Reproduce the data below character for character, from its first line up to and including the line that contains "108, 232, 344]".

━━━━━━━━━━━━━━━━

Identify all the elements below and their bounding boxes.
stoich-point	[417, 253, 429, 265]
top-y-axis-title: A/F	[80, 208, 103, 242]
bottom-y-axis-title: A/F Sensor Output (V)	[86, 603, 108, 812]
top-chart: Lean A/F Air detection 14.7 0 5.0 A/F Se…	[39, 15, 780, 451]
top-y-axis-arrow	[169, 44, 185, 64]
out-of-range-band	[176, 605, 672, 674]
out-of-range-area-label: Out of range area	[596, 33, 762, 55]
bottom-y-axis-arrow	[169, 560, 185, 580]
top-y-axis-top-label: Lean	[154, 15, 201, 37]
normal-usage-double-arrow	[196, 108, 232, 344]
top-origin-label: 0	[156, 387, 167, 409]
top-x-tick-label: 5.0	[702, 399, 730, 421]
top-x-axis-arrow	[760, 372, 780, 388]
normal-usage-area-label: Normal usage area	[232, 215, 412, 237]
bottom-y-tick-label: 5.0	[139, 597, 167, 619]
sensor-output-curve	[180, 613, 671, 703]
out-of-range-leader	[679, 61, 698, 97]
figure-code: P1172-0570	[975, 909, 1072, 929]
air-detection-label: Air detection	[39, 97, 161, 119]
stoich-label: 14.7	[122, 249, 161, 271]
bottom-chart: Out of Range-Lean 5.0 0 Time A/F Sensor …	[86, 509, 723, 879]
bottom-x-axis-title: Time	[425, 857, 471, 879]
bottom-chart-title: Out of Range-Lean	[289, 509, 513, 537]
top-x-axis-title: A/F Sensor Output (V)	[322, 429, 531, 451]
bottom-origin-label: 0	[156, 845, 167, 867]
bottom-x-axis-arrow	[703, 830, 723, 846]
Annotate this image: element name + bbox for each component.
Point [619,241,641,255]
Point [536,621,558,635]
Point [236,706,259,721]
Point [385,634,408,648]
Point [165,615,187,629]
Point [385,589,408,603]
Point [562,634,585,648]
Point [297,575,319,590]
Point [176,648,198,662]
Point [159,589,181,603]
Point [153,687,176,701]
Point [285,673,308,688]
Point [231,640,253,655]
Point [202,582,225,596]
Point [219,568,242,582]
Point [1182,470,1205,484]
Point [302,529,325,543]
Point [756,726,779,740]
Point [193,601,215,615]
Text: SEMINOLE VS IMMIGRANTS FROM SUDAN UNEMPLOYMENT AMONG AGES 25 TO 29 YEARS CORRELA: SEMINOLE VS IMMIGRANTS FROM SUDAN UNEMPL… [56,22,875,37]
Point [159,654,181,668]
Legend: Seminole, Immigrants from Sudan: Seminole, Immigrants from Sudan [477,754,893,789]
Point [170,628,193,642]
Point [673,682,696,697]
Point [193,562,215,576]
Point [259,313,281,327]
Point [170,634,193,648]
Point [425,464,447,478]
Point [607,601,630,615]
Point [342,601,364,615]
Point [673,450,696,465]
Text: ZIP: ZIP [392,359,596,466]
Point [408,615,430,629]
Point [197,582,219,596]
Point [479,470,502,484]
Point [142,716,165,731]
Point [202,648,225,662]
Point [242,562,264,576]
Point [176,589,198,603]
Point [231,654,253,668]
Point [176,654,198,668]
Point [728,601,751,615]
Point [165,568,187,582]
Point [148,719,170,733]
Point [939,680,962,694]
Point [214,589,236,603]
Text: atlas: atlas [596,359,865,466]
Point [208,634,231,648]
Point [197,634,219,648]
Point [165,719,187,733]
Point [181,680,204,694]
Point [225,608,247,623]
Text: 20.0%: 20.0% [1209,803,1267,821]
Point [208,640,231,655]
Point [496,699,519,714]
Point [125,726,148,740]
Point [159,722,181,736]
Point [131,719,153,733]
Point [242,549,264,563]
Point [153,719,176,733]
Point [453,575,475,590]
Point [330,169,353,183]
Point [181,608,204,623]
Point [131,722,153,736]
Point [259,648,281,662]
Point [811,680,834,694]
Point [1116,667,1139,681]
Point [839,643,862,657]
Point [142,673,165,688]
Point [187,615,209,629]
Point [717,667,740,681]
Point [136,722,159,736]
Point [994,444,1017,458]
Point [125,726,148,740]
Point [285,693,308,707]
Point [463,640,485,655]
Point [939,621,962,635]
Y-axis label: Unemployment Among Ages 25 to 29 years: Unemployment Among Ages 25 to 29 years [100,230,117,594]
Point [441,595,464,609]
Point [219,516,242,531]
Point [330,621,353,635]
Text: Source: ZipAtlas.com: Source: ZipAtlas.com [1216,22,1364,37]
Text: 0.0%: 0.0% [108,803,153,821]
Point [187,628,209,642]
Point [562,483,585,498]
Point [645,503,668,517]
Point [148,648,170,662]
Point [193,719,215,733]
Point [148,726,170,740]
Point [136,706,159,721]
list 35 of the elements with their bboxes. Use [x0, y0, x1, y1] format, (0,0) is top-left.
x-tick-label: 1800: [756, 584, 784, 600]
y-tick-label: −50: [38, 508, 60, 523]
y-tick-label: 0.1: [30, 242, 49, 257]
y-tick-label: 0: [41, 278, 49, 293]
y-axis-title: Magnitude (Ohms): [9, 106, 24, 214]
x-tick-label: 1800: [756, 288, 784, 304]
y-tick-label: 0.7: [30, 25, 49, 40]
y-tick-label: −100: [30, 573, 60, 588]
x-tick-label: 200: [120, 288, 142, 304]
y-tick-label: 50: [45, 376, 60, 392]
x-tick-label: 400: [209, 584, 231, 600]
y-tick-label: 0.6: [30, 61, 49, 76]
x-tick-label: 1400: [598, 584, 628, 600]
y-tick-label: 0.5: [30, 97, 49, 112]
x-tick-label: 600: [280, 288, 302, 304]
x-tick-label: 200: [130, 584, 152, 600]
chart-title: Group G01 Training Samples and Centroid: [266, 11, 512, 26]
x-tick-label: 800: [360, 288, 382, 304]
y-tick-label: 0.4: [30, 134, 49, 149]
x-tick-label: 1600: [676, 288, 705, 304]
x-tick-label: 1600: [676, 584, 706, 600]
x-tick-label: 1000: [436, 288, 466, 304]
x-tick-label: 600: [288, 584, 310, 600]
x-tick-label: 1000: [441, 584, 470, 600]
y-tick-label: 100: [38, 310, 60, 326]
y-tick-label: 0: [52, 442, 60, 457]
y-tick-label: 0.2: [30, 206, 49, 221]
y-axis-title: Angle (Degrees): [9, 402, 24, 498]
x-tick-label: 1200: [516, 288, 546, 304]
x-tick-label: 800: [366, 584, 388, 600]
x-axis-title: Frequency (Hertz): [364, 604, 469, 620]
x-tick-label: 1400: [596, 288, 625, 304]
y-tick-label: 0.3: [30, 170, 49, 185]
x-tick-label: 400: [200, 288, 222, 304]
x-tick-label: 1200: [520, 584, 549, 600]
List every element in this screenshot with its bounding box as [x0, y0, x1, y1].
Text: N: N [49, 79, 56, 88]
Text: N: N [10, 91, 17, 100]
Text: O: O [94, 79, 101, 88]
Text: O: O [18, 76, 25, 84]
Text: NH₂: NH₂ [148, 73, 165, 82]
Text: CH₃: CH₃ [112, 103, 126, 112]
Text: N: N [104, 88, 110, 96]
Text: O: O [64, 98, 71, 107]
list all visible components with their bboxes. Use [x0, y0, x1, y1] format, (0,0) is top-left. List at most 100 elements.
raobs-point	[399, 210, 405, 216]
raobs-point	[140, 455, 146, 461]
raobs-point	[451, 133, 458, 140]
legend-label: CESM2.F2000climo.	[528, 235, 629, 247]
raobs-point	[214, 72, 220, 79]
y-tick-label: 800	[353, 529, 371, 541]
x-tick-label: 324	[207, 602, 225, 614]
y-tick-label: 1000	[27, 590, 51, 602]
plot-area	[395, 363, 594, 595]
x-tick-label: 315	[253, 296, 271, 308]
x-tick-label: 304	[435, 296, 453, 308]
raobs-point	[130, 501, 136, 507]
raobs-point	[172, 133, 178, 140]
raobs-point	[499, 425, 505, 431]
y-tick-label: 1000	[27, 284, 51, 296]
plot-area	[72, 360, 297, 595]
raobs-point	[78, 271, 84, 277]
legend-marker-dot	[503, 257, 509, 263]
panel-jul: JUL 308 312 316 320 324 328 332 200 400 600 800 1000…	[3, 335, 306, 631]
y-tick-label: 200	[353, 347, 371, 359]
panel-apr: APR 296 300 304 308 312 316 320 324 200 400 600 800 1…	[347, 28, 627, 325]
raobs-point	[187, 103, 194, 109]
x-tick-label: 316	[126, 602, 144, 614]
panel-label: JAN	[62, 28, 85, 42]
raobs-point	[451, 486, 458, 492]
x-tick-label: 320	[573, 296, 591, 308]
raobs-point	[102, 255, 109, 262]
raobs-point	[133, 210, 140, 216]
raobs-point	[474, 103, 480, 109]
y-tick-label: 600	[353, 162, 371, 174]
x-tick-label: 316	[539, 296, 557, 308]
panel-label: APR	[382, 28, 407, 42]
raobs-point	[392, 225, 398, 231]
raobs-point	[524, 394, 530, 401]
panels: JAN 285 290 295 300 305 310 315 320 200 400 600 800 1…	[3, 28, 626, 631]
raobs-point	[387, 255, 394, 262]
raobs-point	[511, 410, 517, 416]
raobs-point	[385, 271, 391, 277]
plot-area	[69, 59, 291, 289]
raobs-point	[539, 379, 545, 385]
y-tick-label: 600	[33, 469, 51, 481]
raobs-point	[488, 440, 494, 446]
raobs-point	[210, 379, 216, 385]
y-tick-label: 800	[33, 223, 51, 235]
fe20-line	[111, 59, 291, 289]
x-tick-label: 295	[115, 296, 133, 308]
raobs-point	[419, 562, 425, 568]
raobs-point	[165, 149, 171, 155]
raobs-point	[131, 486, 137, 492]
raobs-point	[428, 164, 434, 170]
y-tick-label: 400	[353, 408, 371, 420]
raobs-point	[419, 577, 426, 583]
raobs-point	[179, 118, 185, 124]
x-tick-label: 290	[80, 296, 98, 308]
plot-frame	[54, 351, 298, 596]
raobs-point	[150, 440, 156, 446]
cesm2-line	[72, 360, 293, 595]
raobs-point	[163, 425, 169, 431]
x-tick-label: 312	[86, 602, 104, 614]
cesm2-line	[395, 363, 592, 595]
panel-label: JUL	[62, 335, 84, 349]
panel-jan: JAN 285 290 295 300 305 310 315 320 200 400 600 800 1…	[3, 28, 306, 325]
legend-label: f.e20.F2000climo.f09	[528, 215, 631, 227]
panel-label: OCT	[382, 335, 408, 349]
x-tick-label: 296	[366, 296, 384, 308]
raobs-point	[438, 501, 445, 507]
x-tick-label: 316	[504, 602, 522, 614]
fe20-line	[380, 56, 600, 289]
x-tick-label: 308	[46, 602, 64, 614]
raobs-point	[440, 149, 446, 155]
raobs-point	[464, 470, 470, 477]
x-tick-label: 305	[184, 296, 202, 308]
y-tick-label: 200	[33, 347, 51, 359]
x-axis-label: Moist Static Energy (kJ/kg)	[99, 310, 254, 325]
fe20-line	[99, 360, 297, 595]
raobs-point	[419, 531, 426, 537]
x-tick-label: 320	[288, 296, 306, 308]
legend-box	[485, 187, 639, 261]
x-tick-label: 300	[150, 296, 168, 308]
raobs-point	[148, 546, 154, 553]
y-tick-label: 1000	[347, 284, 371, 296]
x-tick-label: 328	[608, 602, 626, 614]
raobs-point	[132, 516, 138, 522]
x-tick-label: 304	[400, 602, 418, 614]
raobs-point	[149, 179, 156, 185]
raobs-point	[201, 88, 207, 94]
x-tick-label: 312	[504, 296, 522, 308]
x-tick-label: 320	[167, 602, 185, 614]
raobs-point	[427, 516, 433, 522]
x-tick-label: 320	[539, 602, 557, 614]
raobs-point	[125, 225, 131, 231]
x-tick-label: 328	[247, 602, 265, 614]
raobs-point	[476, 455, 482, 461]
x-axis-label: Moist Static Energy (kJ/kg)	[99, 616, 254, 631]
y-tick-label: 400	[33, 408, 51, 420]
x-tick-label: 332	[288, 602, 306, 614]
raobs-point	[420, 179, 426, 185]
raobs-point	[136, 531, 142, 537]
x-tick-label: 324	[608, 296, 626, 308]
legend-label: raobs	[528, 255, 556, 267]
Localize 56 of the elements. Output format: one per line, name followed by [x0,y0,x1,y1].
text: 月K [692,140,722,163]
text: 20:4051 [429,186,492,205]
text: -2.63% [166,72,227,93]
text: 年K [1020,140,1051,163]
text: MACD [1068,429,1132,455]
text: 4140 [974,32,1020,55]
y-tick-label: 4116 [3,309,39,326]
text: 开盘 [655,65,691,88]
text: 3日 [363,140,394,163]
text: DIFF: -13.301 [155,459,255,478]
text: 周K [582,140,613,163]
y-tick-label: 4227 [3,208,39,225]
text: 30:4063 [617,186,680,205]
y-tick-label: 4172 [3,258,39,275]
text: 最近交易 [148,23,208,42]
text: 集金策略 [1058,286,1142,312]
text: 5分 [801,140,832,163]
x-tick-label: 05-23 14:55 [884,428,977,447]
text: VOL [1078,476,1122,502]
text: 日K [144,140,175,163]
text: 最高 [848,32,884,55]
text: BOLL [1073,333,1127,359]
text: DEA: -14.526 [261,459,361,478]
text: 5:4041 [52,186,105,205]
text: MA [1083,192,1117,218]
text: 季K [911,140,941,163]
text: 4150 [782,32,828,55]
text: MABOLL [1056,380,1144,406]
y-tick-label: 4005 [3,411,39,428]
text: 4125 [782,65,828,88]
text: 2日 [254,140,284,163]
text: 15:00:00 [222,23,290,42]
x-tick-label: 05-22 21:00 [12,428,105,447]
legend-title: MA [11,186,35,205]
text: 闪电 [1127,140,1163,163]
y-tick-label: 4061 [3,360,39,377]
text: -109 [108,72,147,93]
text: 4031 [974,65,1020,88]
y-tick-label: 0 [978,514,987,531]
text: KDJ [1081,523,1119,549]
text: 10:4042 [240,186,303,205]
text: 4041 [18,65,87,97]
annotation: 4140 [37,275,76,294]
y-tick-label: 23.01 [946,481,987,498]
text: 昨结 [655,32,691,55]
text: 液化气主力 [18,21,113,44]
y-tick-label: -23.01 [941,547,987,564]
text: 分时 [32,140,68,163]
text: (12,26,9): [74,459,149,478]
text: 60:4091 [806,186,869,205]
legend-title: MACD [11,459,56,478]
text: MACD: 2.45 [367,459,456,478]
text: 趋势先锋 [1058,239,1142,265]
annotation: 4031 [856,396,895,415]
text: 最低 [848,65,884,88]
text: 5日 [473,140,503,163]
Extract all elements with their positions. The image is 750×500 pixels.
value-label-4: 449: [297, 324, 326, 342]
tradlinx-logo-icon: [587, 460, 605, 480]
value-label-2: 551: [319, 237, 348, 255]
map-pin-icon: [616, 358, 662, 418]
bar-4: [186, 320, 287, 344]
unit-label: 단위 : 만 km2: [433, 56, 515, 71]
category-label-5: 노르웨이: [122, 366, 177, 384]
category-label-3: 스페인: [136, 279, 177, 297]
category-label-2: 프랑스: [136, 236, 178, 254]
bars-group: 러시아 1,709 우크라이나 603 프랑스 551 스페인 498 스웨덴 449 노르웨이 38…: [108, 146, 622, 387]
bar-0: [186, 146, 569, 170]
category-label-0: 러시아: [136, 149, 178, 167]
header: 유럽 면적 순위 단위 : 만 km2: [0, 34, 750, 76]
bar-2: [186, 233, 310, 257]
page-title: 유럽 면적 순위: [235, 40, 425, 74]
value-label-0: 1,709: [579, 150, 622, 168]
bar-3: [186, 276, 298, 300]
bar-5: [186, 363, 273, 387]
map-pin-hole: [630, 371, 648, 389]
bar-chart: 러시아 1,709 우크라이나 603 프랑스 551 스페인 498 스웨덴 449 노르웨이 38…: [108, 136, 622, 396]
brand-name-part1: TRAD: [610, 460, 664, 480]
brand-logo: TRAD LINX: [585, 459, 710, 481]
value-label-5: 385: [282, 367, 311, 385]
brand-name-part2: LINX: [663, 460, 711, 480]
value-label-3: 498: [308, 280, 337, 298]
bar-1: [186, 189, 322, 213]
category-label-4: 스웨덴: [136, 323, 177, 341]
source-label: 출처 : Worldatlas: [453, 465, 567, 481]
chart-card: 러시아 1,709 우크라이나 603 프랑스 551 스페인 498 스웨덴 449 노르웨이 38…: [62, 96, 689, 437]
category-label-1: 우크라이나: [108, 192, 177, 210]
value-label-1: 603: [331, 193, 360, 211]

━━━━━━━━━━━━━━━━

** Exercise output **
Identify all the elements below and their bounding boxes.
stoich-point	[417, 253, 429, 265]
top-y-axis-title: A/F	[80, 208, 103, 242]
bottom-y-axis-title: A/F Sensor Output (V)	[86, 603, 108, 812]
top-chart: Lean A/F Air detection 14.7 0 5.0 A/F Se…	[39, 15, 780, 451]
top-y-axis-arrow	[169, 44, 185, 64]
out-of-range-band	[176, 605, 672, 674]
out-of-range-area-label: Out of range area	[596, 33, 762, 55]
bottom-y-axis-arrow	[169, 560, 185, 580]
top-y-axis-top-label: Lean	[154, 15, 201, 37]
normal-usage-double-arrow	[196, 108, 232, 344]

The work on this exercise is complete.